***** Extrait *****

Miles Kane – Sunlight In The Shadows : un nouvel ami pour Miles Kane et sa musique brille à nouveau !

Sous la houlette – et avec la complicité amicale – de Dan Auerbach, Miles Kane signe avec Sunlight In The Shadows son album le plus réjouissant depuis longtemps : un bain de soleil seventies, entre T. Rex, Motown et énergie garage.

Miles Kane
Photo : James Kelly

D’un côté, vous avez Miles Kane, sur lequel on ne sait plus quoi dire, après vingt ans d’une carrière régulièrement brillante et souvent irritante, qui ne l’a pas vu atteindre la même célébrité que son vieux pote Alex Turner (alors que nous sommes nombreux à penser qu’il a un talent égal, sinon supérieur, à son complice des Last Shadow Puppets). Songwriter doué, excellent guitariste, chanteur à la voix singulière mais accrocheuse, Kane avait tout pour être une rock’n’roll star… si on était encore dans les années 60-70, qui sont clairement sa période de référence, et dont il n’est jamais vraiment sorti, entre son admiration pour John Lennon et son goût effréné pour Marc Bolan, pour ne citer que deux noms incontournables.

*****

**Consigne A**
D'après l'extrait, sous la houlette de qui Miles Kane signe-t-il Sunlight In The Shadows ?

***** Entrées affichées *****

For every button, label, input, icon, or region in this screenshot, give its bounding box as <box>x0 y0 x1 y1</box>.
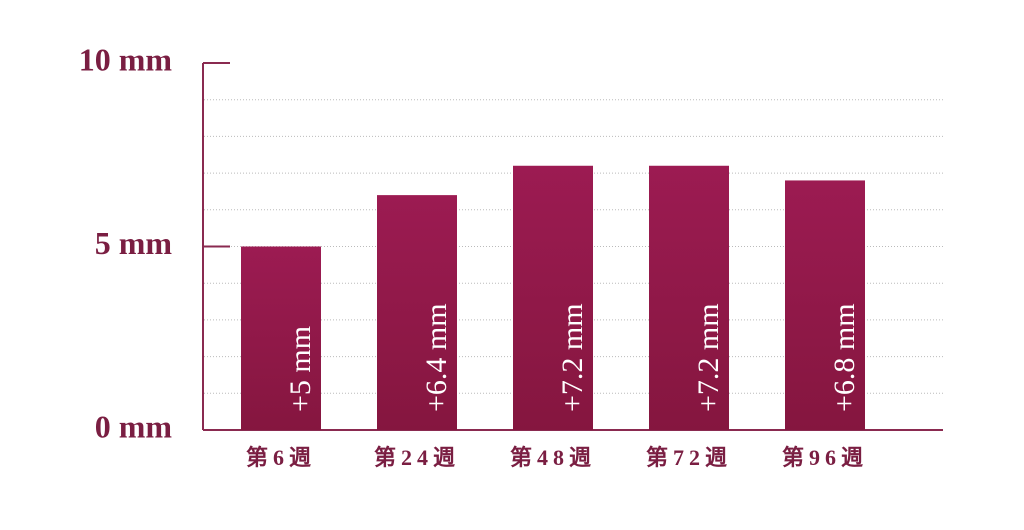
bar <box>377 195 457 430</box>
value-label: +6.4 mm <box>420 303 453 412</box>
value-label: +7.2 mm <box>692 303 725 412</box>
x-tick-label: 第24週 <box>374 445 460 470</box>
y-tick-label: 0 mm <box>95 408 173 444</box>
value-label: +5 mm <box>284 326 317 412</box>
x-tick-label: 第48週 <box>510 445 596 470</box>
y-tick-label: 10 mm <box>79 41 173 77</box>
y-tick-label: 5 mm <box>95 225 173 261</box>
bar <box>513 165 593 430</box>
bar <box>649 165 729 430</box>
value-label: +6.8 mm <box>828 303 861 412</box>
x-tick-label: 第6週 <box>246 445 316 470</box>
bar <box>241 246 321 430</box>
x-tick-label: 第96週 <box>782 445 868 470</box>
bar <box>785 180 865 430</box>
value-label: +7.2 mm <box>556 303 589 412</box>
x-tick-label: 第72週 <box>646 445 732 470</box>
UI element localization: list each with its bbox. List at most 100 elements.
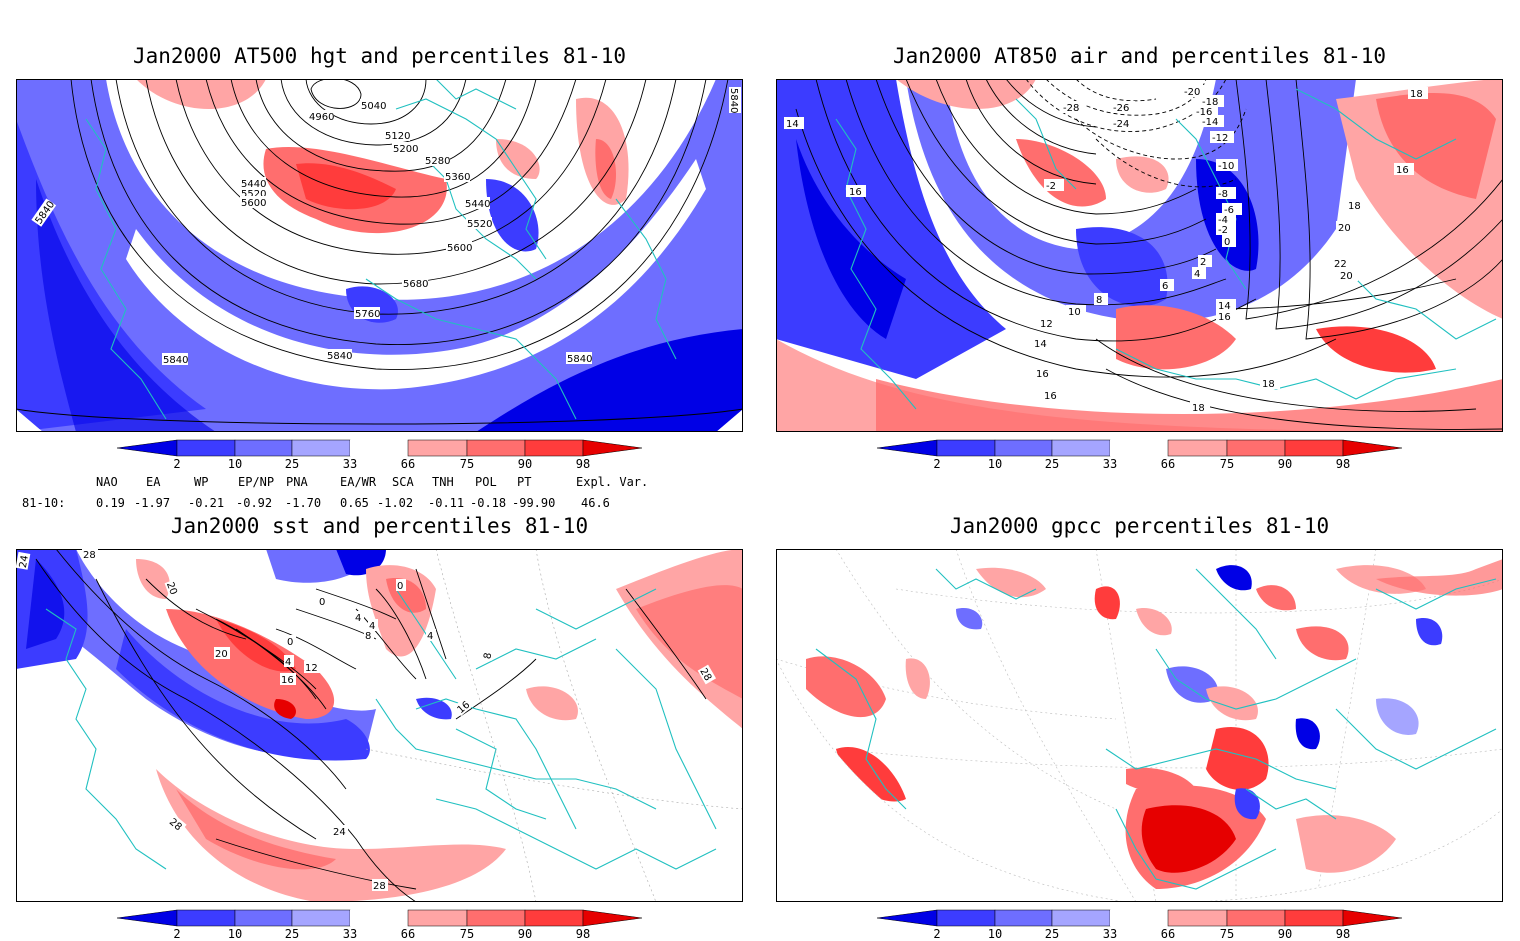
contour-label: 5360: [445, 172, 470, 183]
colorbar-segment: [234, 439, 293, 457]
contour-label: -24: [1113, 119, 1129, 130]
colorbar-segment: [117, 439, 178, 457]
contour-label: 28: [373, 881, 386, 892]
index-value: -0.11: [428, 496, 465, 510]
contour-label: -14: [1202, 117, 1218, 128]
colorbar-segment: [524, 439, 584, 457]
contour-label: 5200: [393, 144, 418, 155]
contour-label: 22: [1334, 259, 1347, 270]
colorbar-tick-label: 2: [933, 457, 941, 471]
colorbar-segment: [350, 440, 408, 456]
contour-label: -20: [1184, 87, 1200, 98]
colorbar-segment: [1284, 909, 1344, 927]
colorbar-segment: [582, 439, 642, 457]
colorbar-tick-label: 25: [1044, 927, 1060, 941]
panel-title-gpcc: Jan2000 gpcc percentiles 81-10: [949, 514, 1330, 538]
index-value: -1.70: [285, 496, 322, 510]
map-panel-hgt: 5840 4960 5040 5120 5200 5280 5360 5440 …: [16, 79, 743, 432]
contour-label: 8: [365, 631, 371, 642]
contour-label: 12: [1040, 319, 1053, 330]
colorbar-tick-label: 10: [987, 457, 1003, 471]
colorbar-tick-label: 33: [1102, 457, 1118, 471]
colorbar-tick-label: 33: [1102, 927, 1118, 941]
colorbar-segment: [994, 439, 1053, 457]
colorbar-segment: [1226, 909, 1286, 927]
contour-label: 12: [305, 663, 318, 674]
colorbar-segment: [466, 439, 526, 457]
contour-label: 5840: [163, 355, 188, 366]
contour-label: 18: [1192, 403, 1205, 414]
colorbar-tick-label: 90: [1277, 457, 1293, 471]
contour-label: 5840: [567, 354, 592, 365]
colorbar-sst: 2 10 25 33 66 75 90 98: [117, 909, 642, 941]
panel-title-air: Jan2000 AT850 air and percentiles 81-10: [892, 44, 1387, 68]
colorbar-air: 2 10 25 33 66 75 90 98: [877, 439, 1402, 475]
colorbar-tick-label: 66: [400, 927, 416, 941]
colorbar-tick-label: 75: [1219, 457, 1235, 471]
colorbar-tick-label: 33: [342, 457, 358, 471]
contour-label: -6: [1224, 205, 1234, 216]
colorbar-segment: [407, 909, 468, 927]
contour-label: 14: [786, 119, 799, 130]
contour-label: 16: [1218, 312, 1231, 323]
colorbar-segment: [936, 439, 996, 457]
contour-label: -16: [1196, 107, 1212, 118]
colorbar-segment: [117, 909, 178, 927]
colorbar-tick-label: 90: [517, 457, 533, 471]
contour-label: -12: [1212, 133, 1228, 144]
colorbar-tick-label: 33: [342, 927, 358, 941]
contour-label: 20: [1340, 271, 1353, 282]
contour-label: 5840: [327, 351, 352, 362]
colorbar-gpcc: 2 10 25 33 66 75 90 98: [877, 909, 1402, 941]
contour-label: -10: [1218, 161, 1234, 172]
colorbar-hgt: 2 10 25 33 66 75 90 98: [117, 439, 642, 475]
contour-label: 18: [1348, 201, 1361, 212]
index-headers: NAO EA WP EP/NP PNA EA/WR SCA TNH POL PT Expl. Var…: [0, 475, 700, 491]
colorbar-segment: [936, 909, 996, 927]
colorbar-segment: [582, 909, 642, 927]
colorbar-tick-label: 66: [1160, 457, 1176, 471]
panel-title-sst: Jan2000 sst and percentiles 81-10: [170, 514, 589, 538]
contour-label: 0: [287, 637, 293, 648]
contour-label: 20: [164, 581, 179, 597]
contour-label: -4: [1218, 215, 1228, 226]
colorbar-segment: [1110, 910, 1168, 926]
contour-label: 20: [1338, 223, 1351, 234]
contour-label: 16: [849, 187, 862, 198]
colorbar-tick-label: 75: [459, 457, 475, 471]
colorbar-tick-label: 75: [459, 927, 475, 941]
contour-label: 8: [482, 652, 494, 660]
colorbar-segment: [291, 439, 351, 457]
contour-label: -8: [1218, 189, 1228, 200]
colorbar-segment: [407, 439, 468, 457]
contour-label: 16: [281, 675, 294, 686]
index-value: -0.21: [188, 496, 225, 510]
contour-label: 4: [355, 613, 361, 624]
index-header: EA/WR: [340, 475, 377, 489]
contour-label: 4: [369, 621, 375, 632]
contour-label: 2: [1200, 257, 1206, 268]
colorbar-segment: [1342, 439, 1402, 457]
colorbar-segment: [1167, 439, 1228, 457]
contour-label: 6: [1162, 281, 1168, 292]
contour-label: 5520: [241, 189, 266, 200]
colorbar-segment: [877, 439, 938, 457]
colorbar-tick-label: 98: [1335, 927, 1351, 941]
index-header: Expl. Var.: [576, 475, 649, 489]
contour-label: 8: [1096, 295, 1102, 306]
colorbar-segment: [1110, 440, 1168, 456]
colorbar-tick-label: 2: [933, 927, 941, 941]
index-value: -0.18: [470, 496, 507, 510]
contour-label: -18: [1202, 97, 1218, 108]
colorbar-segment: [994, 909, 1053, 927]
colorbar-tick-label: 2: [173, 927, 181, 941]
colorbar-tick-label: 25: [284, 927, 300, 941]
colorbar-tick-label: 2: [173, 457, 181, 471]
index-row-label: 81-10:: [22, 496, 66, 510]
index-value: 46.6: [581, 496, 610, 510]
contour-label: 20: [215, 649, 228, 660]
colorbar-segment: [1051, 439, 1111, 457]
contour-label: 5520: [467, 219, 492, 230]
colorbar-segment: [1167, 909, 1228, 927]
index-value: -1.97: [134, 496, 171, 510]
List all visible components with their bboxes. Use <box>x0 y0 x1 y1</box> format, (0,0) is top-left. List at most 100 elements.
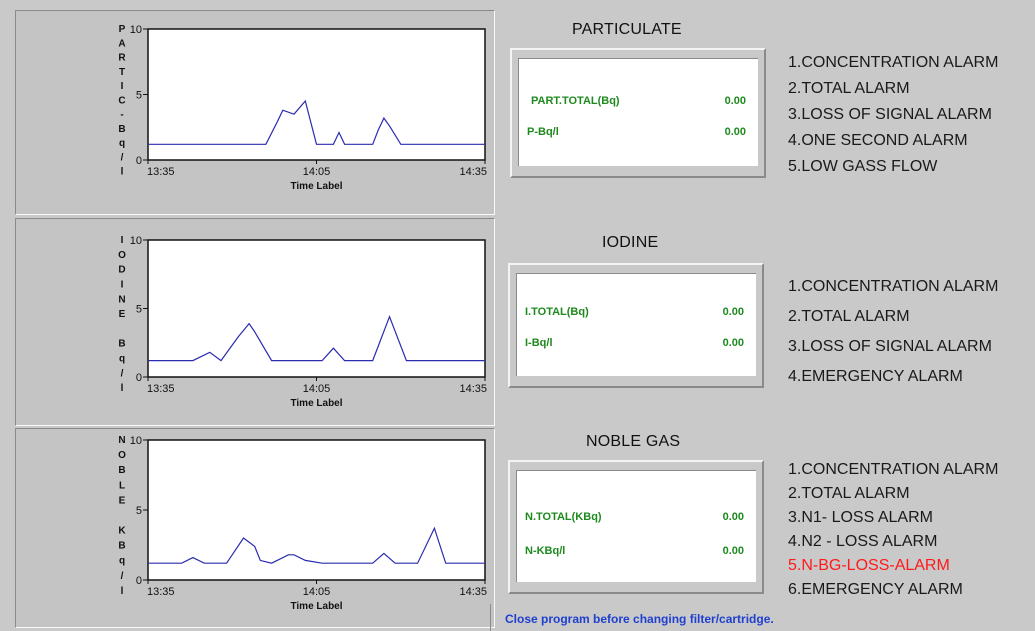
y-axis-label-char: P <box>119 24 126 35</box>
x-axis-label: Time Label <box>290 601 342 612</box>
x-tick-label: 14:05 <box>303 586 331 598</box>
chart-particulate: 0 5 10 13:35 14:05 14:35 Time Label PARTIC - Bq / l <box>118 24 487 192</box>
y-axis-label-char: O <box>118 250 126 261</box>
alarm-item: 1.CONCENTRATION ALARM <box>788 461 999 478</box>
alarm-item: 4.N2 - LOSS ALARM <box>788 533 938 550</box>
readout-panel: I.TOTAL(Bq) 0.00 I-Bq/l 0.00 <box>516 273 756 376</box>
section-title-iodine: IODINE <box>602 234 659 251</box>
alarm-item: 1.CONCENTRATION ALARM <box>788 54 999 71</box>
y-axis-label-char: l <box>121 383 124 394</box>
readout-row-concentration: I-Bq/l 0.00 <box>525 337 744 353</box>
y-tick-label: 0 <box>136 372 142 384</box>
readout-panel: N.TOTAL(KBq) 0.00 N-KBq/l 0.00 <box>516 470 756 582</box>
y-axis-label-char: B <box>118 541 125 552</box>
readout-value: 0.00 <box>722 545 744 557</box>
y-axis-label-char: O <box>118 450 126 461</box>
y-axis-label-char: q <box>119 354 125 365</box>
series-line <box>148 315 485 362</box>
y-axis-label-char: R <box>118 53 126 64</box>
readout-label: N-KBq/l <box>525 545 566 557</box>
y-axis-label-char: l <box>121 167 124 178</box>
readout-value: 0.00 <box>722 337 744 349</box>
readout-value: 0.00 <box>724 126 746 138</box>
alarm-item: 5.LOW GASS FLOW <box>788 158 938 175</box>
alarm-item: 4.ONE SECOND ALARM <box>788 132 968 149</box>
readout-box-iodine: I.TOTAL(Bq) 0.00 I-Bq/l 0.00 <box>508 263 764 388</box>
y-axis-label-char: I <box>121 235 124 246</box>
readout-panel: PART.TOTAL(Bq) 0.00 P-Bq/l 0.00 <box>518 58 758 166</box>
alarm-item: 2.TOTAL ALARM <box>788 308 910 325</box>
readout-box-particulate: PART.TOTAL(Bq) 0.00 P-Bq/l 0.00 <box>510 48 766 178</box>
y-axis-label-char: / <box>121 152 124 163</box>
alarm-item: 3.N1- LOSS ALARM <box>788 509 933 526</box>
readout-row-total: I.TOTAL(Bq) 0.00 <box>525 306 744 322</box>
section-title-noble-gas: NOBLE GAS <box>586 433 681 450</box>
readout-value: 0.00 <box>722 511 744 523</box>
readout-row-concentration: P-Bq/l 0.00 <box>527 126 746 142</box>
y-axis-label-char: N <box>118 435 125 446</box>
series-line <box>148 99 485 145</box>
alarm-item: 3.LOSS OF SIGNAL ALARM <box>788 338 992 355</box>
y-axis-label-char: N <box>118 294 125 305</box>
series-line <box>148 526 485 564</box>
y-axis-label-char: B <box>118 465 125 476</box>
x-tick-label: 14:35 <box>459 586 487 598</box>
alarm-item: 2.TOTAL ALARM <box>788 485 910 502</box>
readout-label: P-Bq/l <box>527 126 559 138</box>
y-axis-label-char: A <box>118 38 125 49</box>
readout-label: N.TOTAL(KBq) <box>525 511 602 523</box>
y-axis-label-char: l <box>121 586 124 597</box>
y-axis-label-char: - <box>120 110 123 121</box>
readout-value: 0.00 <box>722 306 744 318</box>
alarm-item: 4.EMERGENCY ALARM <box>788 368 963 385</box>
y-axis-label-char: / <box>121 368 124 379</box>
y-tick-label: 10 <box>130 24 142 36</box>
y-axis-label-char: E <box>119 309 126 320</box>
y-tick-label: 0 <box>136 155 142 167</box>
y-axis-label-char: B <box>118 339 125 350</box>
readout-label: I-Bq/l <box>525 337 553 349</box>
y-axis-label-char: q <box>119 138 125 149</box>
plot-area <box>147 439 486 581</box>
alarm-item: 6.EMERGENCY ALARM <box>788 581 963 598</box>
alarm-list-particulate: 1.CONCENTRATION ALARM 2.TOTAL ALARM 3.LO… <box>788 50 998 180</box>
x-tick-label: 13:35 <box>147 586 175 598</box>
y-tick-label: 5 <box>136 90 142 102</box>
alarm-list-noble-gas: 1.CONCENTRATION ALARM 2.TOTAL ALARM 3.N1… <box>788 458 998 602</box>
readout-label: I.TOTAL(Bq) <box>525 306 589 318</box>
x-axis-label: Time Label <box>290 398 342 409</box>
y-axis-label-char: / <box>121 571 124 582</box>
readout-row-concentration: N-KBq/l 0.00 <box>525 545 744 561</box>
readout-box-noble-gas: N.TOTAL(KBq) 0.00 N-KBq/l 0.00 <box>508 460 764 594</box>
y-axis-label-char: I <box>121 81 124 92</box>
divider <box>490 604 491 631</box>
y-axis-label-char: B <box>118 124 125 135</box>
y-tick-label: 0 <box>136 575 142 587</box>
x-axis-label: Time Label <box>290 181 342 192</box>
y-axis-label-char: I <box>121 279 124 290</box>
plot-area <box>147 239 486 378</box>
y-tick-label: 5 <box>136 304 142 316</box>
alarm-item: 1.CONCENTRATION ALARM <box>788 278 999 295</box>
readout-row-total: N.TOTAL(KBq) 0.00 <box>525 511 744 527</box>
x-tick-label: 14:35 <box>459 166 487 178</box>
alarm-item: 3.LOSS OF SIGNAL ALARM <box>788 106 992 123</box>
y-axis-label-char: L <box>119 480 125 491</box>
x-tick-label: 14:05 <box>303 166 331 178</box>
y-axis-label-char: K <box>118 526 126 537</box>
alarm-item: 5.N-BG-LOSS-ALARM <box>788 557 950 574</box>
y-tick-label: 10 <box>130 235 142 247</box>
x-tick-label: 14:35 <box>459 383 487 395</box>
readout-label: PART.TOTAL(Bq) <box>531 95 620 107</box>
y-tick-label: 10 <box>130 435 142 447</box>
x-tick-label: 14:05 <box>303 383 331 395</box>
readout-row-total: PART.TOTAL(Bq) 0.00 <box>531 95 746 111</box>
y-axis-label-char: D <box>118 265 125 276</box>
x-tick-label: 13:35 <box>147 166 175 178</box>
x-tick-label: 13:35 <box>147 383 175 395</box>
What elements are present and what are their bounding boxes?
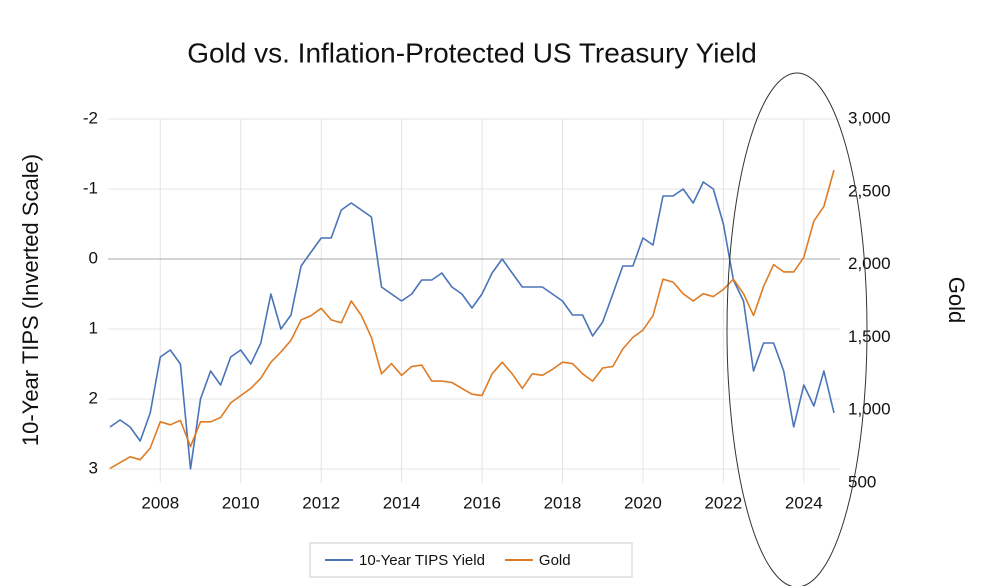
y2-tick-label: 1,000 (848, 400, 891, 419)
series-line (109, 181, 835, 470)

*****

**Consigne B**
Mettez s'il vous plaît en tableau Markdown tout ce qui va, dans le listing, de la ligne contenant "bar <box>377 195 457 430</box>" jusqu'à celle contenant "UI element localization: list", toutes deux comprises. Utilisez les colonnes N° et Ligne, et laissez de côté les lignes vides.

**Réponse A**
Dan Auerbach.

**Réponse B**
| N° | Ligne |
|---|---|
| 1 | bar <box>377 195 457 430</box> |
| 2 | value-label: +6.4 mm <box>420 303 453 412</box> |
| 3 | value-label: +7.2 mm <box>692 303 725 412</box> |
| 4 | x-tick-label: 第24週 <box>374 445 460 470</box> |
| 5 | y-tick-label: 0 mm <box>95 408 173 444</box> |
| 6 | value-label: +5 mm <box>284 326 317 412</box> |
| 7 | x-tick-label: 第48週 <box>510 445 596 470</box> |
| 8 | y-tick-label: 10 mm <box>79 41 173 77</box> |
| 9 | y-tick-label: 5 mm <box>95 225 173 261</box> |
| 10 | bar <box>513 165 593 430</box> |
| 11 | bar <box>649 165 729 430</box> |
| 12 | value-label: +6.8 mm <box>828 303 861 412</box> |
| 13 | x-tick-label: 第6週 <box>246 445 316 470</box> |
| 14 | bar <box>241 246 321 430</box> |
| 15 | x-tick-label: 第96週 <box>782 445 868 470</box> |
| 16 | bar <box>785 180 865 430</box> |
| 17 | value-label: +7.2 mm <box>556 303 589 412</box> |
| 18 | x-tick-label: 第72週 <box>646 445 732 470</box> |
| 19 | UI element localization: list each with its bbox. List at most 100 elements. |